Dataset items
-- Begin --
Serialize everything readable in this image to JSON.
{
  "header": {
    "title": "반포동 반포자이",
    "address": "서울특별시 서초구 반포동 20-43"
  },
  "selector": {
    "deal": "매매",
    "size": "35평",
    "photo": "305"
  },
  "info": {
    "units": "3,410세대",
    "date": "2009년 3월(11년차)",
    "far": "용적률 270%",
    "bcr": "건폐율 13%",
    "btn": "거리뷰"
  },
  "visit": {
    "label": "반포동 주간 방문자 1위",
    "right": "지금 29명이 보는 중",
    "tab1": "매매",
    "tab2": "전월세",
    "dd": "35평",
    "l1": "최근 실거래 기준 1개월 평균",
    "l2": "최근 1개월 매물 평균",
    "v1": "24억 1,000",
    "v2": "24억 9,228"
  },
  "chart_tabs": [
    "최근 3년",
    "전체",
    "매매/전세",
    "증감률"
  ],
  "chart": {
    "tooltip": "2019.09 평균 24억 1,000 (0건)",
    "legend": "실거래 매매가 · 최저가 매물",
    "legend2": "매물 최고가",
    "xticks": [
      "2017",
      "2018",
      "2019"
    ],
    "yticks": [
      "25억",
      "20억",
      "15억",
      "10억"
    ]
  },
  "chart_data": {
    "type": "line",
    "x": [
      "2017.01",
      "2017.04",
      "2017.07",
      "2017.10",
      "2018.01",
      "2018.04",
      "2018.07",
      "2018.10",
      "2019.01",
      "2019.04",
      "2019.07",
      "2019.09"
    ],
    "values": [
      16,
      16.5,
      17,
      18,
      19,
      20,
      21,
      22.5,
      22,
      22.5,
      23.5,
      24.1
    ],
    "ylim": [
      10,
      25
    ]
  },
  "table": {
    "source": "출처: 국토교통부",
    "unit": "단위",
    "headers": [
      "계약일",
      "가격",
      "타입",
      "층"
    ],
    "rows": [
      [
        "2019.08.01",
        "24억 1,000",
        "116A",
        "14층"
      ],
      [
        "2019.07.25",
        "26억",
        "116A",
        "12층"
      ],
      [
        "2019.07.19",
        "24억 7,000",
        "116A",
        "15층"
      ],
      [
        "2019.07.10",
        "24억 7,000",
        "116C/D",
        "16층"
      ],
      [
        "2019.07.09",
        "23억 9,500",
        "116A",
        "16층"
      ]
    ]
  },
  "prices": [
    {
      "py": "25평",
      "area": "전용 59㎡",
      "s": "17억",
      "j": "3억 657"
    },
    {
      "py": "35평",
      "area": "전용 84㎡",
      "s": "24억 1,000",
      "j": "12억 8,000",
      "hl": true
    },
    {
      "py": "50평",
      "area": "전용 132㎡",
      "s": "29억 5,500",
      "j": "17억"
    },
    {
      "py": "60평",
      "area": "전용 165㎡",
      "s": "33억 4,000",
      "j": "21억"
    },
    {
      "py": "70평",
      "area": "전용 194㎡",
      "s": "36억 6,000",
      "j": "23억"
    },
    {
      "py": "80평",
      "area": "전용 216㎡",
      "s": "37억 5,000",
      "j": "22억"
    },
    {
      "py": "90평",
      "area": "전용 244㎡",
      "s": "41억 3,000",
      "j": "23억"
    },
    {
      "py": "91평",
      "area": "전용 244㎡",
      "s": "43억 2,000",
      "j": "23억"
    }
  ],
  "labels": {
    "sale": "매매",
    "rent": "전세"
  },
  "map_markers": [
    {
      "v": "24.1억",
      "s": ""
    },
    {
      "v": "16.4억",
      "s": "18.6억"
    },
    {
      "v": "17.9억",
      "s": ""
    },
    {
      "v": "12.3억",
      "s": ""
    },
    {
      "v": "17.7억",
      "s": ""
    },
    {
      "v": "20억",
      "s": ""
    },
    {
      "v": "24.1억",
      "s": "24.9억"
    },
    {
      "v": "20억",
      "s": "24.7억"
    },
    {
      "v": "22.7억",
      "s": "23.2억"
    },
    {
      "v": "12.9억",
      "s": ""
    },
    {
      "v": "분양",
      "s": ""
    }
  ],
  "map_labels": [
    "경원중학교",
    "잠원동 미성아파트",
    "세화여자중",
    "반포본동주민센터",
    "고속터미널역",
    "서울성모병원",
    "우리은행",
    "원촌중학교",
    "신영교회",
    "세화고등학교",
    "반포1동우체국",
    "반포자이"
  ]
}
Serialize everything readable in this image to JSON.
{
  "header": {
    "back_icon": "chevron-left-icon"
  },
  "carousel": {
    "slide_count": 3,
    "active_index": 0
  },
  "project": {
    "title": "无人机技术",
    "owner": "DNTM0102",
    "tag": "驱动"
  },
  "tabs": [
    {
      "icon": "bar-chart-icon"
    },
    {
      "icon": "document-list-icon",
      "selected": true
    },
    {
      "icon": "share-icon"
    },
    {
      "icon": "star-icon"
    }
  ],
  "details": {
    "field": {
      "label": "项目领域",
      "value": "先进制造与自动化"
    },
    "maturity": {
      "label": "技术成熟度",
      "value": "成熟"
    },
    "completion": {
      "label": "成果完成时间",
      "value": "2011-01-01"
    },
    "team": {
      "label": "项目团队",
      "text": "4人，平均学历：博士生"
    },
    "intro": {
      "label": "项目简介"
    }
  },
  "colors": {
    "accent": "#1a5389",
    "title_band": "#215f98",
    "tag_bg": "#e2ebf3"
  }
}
-- End --
Print back all the lines verbatim.

Serialize everything readable in this image to JSON.
{
  "header": {
    "title": "반포동 반포자이",
    "address": "서울특별시 서초구 반포동 20-43"
  },
  "selector": {
    "deal": "매매",
    "size": "35평",
    "photo": "305"
  },
  "info": {
    "units": "3,410세대",
    "date": "2009년 3월(11년차)",
    "far": "용적률 270%",
    "bcr": "건폐율 13%",
    "btn": "거리뷰"
  },
  "visit": {
    "label": "반포동 주간 방문자 1위",
    "right": "지금 29명이 보는 중",
    "tab1": "매매",
    "tab2": "전월세",
    "dd": "35평",
    "l1": "최근 실거래 기준 1개월 평균",
    "l2": "최근 1개월 매물 평균",
    "v1": "24억 1,000",
    "v2": "24억 9,228"
  },
  "chart_tabs": [
    "최근 3년",
    "전체",
    "매매/전세",
    "증감률"
  ],
  "chart": {
    "tooltip": "2019.09 평균 24억 1,000 (0건)",
    "legend": "실거래 매매가 · 최저가 매물",
    "legend2": "매물 최고가",
    "xticks": [
      "2017",
      "2018",
      "2019"
    ],
    "yticks": [
      "25억",
      "20억",
      "15억",
      "10억"
    ]
  },
  "chart_data": {
    "type": "line",
    "x": [
      "2017.01",
      "2017.04",
      "2017.07",
      "2017.10",
      "2018.01",
      "2018.04",
      "2018.07",
      "2018.10",
      "2019.01",
      "2019.04",
      "2019.07",
      "2019.09"
    ],
    "values": [
      16,
      16.5,
      17,
      18,
      19,
      20,
      21,
      22.5,
      22,
      22.5,
      23.5,
      24.1
    ],
    "ylim": [
      10,
      25
    ]
  },
  "table": {
    "source": "출처: 국토교통부",
    "unit": "단위",
    "headers": [
      "계약일",
      "가격",
      "타입",
      "층"
    ],
    "rows": [
      [
        "2019.08.01",
        "24억 1,000",
        "116A",
        "14층"
      ],
      [
        "2019.07.25",
        "26억",
        "116A",
        "12층"
      ],
      [
        "2019.07.19",
        "24억 7,000",
        "116A",
        "15층"
      ],
      [
        "2019.07.10",
        "24억 7,000",
        "116C/D",
        "16층"
      ],
      [
        "2019.07.09",
        "23억 9,500",
        "116A",
        "16층"
      ]
    ]
  },
  "prices": [
    {
      "py": "25평",
      "area": "전용 59㎡",
      "s": "17억",
      "j": "3억 657"
    },
    {
      "py": "35평",
      "area": "전용 84㎡",
      "s": "24억 1,000",
      "j": "12억 8,000",
      "hl": true
    },
    {
      "py": "50평",
      "area": "전용 132㎡",
      "s": "29억 5,500",
      "j": "17억"
    },
    {
      "py": "60평",
      "area": "전용 165㎡",
      "s": "33억 4,000",
      "j": "21억"
    },
    {
      "py": "70평",
      "area": "전용 194㎡",
      "s": "36억 6,000",
      "j": "23억"
    },
    {
      "py": "80평",
      "area": "전용 216㎡",
      "s": "37억 5,000",
      "j": "22억"
    },
    {
      "py": "90평",
      "area": "전용 244㎡",
      "s": "41억 3,000",
      "j": "23억"
    },
    {
      "py": "91평",
      "area": "전용 244㎡",
      "s": "43억 2,000",
      "j": "23억"
    }
  ],
  "labels": {
    "sale": "매매",
    "rent": "전세"
  },
  "map_markers": [
    {
      "v": "24.1억",
      "s": ""
    },
    {
      "v": "16.4억",
      "s": "18.6억"
    },
    {
      "v": "17.9억",
      "s": ""
    },
    {
      "v": "12.3억",
      "s": ""
    },
    {
      "v": "17.7억",
      "s": ""
    },
    {
      "v": "20억",
      "s": ""
    },
    {
      "v": "24.1억",
      "s": "24.9억"
    },
    {
      "v": "20억",
      "s": "24.7억"
    },
    {
      "v": "22.7억",
      "s": "23.2억"
    },
    {
      "v": "12.9억",
      "s": ""
    },
    {
      "v": "분양",
      "s": ""
    }
  ],
  "map_labels": [
    "경원중학교",
    "잠원동 미성아파트",
    "세화여자중",
    "반포본동주민센터",
    "고속터미널역",
    "서울성모병원",
    "우리은행",
    "원촌중학교",
    "신영교회",
    "세화고등학교",
    "반포1동우체국",
    "반포자이"
  ]
}
Serialize everything readable in this image to JSON.
{
  "header": {
    "back_icon": "chevron-left-icon"
  },
  "carousel": {
    "slide_count": 3,
    "active_index": 0
  },
  "project": {
    "title": "无人机技术",
    "owner": "DNTM0102",
    "tag": "驱动"
  },
  "tabs": [
    {
      "icon": "bar-chart-icon"
    },
    {
      "icon": "document-list-icon",
      "selected": true
    },
    {
      "icon": "share-icon"
    },
    {
      "icon": "star-icon"
    }
  ],
  "details": {
    "field": {
      "label": "项目领域",
      "value": "先进制造与自动化"
    },
    "maturity": {
      "label": "技术成熟度",
      "value": "成熟"
    },
    "completion": {
      "label": "成果完成时间",
      "value": "2011-01-01"
    },
    "team": {
      "label": "项目团队",
      "text": "4人，平均学历：博士生"
    },
    "intro": {
      "label": "项目简介"
    }
  },
  "colors": {
    "accent": "#1a5389",
    "title_band": "#215f98",
    "tag_bg": "#e2ebf3"
  }
}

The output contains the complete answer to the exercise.